• [The exercise]
Print each line of the listing once more, precisely as given.

• [Record excerpts]
□ □ □

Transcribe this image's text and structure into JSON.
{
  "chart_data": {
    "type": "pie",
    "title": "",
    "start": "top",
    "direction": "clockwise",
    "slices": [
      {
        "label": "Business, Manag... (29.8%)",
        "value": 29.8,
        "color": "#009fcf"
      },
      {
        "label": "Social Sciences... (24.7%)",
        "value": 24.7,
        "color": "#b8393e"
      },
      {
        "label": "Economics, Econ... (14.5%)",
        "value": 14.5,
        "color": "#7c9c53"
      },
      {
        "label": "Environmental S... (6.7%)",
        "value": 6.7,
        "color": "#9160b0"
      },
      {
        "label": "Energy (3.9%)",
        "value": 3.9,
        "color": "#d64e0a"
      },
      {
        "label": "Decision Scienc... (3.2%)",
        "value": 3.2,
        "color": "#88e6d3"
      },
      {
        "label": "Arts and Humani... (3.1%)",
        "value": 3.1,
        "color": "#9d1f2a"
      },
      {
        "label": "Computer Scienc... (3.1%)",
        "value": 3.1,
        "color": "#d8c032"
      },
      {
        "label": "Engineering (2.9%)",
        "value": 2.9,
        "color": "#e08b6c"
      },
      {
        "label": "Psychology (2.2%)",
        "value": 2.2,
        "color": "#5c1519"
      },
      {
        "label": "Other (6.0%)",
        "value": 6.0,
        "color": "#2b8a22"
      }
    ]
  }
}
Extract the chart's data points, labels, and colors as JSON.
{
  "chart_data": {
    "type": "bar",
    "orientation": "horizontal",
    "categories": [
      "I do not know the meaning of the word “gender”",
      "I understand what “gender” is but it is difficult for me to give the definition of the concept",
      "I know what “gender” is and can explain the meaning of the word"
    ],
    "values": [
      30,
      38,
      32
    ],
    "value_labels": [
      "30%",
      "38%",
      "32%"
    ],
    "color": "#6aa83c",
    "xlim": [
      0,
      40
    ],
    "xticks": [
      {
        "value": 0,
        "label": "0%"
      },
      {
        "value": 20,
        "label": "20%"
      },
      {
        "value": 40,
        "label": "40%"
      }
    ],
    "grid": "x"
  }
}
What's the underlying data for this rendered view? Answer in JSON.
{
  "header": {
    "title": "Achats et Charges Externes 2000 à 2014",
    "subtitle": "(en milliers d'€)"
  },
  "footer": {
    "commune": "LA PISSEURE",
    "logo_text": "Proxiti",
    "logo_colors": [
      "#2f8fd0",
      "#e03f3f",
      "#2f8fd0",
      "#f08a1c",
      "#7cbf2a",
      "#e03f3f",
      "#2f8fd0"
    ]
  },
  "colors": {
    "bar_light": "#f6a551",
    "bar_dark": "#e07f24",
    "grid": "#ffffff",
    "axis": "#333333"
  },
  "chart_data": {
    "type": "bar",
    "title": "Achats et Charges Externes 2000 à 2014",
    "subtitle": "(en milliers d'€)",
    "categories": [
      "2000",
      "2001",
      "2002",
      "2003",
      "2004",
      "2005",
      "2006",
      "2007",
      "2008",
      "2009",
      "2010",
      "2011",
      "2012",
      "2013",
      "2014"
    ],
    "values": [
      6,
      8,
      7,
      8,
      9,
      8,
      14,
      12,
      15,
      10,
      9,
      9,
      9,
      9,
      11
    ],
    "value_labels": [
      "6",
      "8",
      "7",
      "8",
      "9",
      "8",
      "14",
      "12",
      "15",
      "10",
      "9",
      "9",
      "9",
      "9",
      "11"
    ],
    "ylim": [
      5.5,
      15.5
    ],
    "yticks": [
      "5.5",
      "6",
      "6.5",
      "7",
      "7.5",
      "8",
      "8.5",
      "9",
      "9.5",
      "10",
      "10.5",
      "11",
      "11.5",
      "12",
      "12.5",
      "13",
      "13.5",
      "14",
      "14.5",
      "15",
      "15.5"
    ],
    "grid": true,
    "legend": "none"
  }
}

□ □ □

• [Response for this exercise]
Transcribe this image's text and structure into JSON.
{
  "chart_data": {
    "type": "pie",
    "title": "",
    "start": "top",
    "direction": "clockwise",
    "slices": [
      {
        "label": "Business, Manag... (29.8%)",
        "value": 29.8,
        "color": "#009fcf"
      },
      {
        "label": "Social Sciences... (24.7%)",
        "value": 24.7,
        "color": "#b8393e"
      },
      {
        "label": "Economics, Econ... (14.5%)",
        "value": 14.5,
        "color": "#7c9c53"
      },
      {
        "label": "Environmental S... (6.7%)",
        "value": 6.7,
        "color": "#9160b0"
      },
      {
        "label": "Energy (3.9%)",
        "value": 3.9,
        "color": "#d64e0a"
      },
      {
        "label": "Decision Scienc... (3.2%)",
        "value": 3.2,
        "color": "#88e6d3"
      },
      {
        "label": "Arts and Humani... (3.1%)",
        "value": 3.1,
        "color": "#9d1f2a"
      },
      {
        "label": "Computer Scienc... (3.1%)",
        "value": 3.1,
        "color": "#d8c032"
      },
      {
        "label": "Engineering (2.9%)",
        "value": 2.9,
        "color": "#e08b6c"
      },
      {
        "label": "Psychology (2.2%)",
        "value": 2.2,
        "color": "#5c1519"
      },
      {
        "label": "Other (6.0%)",
        "value": 6.0,
        "color": "#2b8a22"
      }
    ]
  }
}
Extract the chart's data points, labels, and colors as JSON.
{
  "chart_data": {
    "type": "bar",
    "orientation": "horizontal",
    "categories": [
      "I do not know the meaning of the word “gender”",
      "I understand what “gender” is but it is difficult for me to give the definition of the concept",
      "I know what “gender” is and can explain the meaning of the word"
    ],
    "values": [
      30,
      38,
      32
    ],
    "value_labels": [
      "30%",
      "38%",
      "32%"
    ],
    "color": "#6aa83c",
    "xlim": [
      0,
      40
    ],
    "xticks": [
      {
        "value": 0,
        "label": "0%"
      },
      {
        "value": 20,
        "label": "20%"
      },
      {
        "value": 40,
        "label": "40%"
      }
    ],
    "grid": "x"
  }
}
What's the underlying data for this rendered view? Answer in JSON.
{
  "header": {
    "title": "Achats et Charges Externes 2000 à 2014",
    "subtitle": "(en milliers d'€)"
  },
  "footer": {
    "commune": "LA PISSEURE",
    "logo_text": "Proxiti",
    "logo_colors": [
      "#2f8fd0",
      "#e03f3f",
      "#2f8fd0",
      "#f08a1c",
      "#7cbf2a",
      "#e03f3f",
      "#2f8fd0"
    ]
  },
  "colors": {
    "bar_light": "#f6a551",
    "bar_dark": "#e07f24",
    "grid": "#ffffff",
    "axis": "#333333"
  },
  "chart_data": {
    "type": "bar",
    "title": "Achats et Charges Externes 2000 à 2014",
    "subtitle": "(en milliers d'€)",
    "categories": [
      "2000",
      "2001",
      "2002",
      "2003",
      "2004",
      "2005",
      "2006",
      "2007",
      "2008",
      "2009",
      "2010",
      "2011",
      "2012",
      "2013",
      "2014"
    ],
    "values": [
      6,
      8,
      7,
      8,
      9,
      8,
      14,
      12,
      15,
      10,
      9,
      9,
      9,
      9,
      11
    ],
    "value_labels": [
      "6",
      "8",
      "7",
      "8",
      "9",
      "8",
      "14",
      "12",
      "15",
      "10",
      "9",
      "9",
      "9",
      "9",
      "11"
    ],
    "ylim": [
      5.5,
      15.5
    ],
    "yticks": [
      "5.5",
      "6",
      "6.5",
      "7",
      "7.5",
      "8",
      "8.5",
      "9",
      "9.5",
      "10",
      "10.5",
      "11",
      "11.5",
      "12",
      "12.5",
      "13",
      "13.5",
      "14",
      "14.5",
      "15",
      "15.5"
    ],
    "grid": true,
    "legend": "none"
  }
}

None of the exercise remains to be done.